• OBJECTIVE: Give the records back in full, exactly as they read.

---- PROVIDED RECORDS

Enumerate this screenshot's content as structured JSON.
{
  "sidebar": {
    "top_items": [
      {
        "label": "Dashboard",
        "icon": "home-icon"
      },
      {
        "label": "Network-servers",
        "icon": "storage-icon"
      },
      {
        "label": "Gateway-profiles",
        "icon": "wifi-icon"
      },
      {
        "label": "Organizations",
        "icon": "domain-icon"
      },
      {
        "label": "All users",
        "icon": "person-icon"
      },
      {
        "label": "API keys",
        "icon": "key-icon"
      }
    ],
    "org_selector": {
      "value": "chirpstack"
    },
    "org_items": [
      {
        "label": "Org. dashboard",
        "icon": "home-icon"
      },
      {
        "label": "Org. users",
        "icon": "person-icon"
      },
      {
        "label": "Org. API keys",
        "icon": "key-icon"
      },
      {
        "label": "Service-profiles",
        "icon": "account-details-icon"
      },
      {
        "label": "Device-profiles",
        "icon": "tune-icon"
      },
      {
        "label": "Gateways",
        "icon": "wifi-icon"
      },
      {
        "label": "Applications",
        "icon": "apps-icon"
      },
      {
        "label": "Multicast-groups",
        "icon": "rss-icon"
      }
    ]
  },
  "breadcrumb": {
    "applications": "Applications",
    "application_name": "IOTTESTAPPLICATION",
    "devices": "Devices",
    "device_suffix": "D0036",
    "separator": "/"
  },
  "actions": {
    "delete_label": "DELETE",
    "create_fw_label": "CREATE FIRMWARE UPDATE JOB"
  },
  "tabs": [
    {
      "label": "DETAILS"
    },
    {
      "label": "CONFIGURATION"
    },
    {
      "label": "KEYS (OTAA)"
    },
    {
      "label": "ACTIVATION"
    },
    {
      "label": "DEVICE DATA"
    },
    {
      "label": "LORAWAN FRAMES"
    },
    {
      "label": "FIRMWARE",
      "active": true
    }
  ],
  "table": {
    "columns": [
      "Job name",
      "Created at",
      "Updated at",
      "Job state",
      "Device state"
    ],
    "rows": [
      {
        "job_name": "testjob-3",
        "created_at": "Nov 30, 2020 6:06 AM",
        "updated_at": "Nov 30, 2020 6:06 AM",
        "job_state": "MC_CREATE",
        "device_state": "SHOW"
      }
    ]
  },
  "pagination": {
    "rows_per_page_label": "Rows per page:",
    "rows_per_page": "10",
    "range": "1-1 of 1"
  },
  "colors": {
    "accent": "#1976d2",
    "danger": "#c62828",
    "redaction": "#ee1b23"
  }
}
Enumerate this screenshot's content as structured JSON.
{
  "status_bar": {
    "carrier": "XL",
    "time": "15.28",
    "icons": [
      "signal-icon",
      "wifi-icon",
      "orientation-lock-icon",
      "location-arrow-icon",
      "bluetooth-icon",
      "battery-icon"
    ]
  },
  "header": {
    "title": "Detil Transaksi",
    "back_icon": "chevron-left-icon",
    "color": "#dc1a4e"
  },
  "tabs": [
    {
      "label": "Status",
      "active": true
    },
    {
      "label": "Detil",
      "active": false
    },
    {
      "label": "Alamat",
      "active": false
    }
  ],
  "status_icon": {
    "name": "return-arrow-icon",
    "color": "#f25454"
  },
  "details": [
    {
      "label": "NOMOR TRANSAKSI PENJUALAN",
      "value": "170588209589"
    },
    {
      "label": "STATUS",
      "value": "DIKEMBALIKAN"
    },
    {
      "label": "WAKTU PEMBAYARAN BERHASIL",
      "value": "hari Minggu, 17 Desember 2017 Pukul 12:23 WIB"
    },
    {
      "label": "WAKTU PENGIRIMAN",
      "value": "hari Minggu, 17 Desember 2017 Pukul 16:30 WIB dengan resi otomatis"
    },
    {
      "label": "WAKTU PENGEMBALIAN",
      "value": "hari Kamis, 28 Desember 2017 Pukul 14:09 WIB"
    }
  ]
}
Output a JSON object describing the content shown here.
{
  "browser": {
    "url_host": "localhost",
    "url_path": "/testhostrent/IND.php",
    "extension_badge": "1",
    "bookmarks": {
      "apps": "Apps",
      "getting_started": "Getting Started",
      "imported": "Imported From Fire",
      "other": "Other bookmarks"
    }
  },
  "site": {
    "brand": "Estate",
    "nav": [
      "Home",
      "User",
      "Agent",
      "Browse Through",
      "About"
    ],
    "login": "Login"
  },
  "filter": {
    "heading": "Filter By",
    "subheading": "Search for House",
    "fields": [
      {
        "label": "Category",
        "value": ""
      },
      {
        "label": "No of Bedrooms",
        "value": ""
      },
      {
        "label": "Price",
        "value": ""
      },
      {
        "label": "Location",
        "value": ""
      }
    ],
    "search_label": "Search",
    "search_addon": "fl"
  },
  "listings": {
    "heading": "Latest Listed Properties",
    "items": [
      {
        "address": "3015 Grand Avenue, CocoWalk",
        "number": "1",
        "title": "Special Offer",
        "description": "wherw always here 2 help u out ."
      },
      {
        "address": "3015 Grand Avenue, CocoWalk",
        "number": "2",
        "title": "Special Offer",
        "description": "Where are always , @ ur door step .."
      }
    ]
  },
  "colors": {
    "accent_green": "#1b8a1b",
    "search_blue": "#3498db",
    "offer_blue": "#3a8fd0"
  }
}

--------

• FULL SOLUTION:
Enumerate this screenshot's content as structured JSON.
{
  "sidebar": {
    "top_items": [
      {
        "label": "Dashboard",
        "icon": "home-icon"
      },
      {
        "label": "Network-servers",
        "icon": "storage-icon"
      },
      {
        "label": "Gateway-profiles",
        "icon": "wifi-icon"
      },
      {
        "label": "Organizations",
        "icon": "domain-icon"
      },
      {
        "label": "All users",
        "icon": "person-icon"
      },
      {
        "label": "API keys",
        "icon": "key-icon"
      }
    ],
    "org_selector": {
      "value": "chirpstack"
    },
    "org_items": [
      {
        "label": "Org. dashboard",
        "icon": "home-icon"
      },
      {
        "label": "Org. users",
        "icon": "person-icon"
      },
      {
        "label": "Org. API keys",
        "icon": "key-icon"
      },
      {
        "label": "Service-profiles",
        "icon": "account-details-icon"
      },
      {
        "label": "Device-profiles",
        "icon": "tune-icon"
      },
      {
        "label": "Gateways",
        "icon": "wifi-icon"
      },
      {
        "label": "Applications",
        "icon": "apps-icon"
      },
      {
        "label": "Multicast-groups",
        "icon": "rss-icon"
      }
    ]
  },
  "breadcrumb": {
    "applications": "Applications",
    "application_name": "IOTTESTAPPLICATION",
    "devices": "Devices",
    "device_suffix": "D0036",
    "separator": "/"
  },
  "actions": {
    "delete_label": "DELETE",
    "create_fw_label": "CREATE FIRMWARE UPDATE JOB"
  },
  "tabs": [
    {
      "label": "DETAILS"
    },
    {
      "label": "CONFIGURATION"
    },
    {
      "label": "KEYS (OTAA)"
    },
    {
      "label": "ACTIVATION"
    },
    {
      "label": "DEVICE DATA"
    },
    {
      "label": "LORAWAN FRAMES"
    },
    {
      "label": "FIRMWARE",
      "active": true
    }
  ],
  "table": {
    "columns": [
      "Job name",
      "Created at",
      "Updated at",
      "Job state",
      "Device state"
    ],
    "rows": [
      {
        "job_name": "testjob-3",
        "created_at": "Nov 30, 2020 6:06 AM",
        "updated_at": "Nov 30, 2020 6:06 AM",
        "job_state": "MC_CREATE",
        "device_state": "SHOW"
      }
    ]
  },
  "pagination": {
    "rows_per_page_label": "Rows per page:",
    "rows_per_page": "10",
    "range": "1-1 of 1"
  },
  "colors": {
    "accent": "#1976d2",
    "danger": "#c62828",
    "redaction": "#ee1b23"
  }
}
Enumerate this screenshot's content as structured JSON.
{
  "status_bar": {
    "carrier": "XL",
    "time": "15.28",
    "icons": [
      "signal-icon",
      "wifi-icon",
      "orientation-lock-icon",
      "location-arrow-icon",
      "bluetooth-icon",
      "battery-icon"
    ]
  },
  "header": {
    "title": "Detil Transaksi",
    "back_icon": "chevron-left-icon",
    "color": "#dc1a4e"
  },
  "tabs": [
    {
      "label": "Status",
      "active": true
    },
    {
      "label": "Detil",
      "active": false
    },
    {
      "label": "Alamat",
      "active": false
    }
  ],
  "status_icon": {
    "name": "return-arrow-icon",
    "color": "#f25454"
  },
  "details": [
    {
      "label": "NOMOR TRANSAKSI PENJUALAN",
      "value": "170588209589"
    },
    {
      "label": "STATUS",
      "value": "DIKEMBALIKAN"
    },
    {
      "label": "WAKTU PEMBAYARAN BERHASIL",
      "value": "hari Minggu, 17 Desember 2017 Pukul 12:23 WIB"
    },
    {
      "label": "WAKTU PENGIRIMAN",
      "value": "hari Minggu, 17 Desember 2017 Pukul 16:30 WIB dengan resi otomatis"
    },
    {
      "label": "WAKTU PENGEMBALIAN",
      "value": "hari Kamis, 28 Desember 2017 Pukul 14:09 WIB"
    }
  ]
}
Output a JSON object describing the content shown here.
{
  "browser": {
    "url_host": "localhost",
    "url_path": "/testhostrent/IND.php",
    "extension_badge": "1",
    "bookmarks": {
      "apps": "Apps",
      "getting_started": "Getting Started",
      "imported": "Imported From Fire",
      "other": "Other bookmarks"
    }
  },
  "site": {
    "brand": "Estate",
    "nav": [
      "Home",
      "User",
      "Agent",
      "Browse Through",
      "About"
    ],
    "login": "Login"
  },
  "filter": {
    "heading": "Filter By",
    "subheading": "Search for House",
    "fields": [
      {
        "label": "Category",
        "value": ""
      },
      {
        "label": "No of Bedrooms",
        "value": ""
      },
      {
        "label": "Price",
        "value": ""
      },
      {
        "label": "Location",
        "value": ""
      }
    ],
    "search_label": "Search",
    "search_addon": "fl"
  },
  "listings": {
    "heading": "Latest Listed Properties",
    "items": [
      {
        "address": "3015 Grand Avenue, CocoWalk",
        "number": "1",
        "title": "Special Offer",
        "description": "wherw always here 2 help u out ."
      },
      {
        "address": "3015 Grand Avenue, CocoWalk",
        "number": "2",
        "title": "Special Offer",
        "description": "Where are always , @ ur door step .."
      }
    ]
  },
  "colors": {
    "accent_green": "#1b8a1b",
    "search_blue": "#3498db",
    "offer_blue": "#3a8fd0"
  }
}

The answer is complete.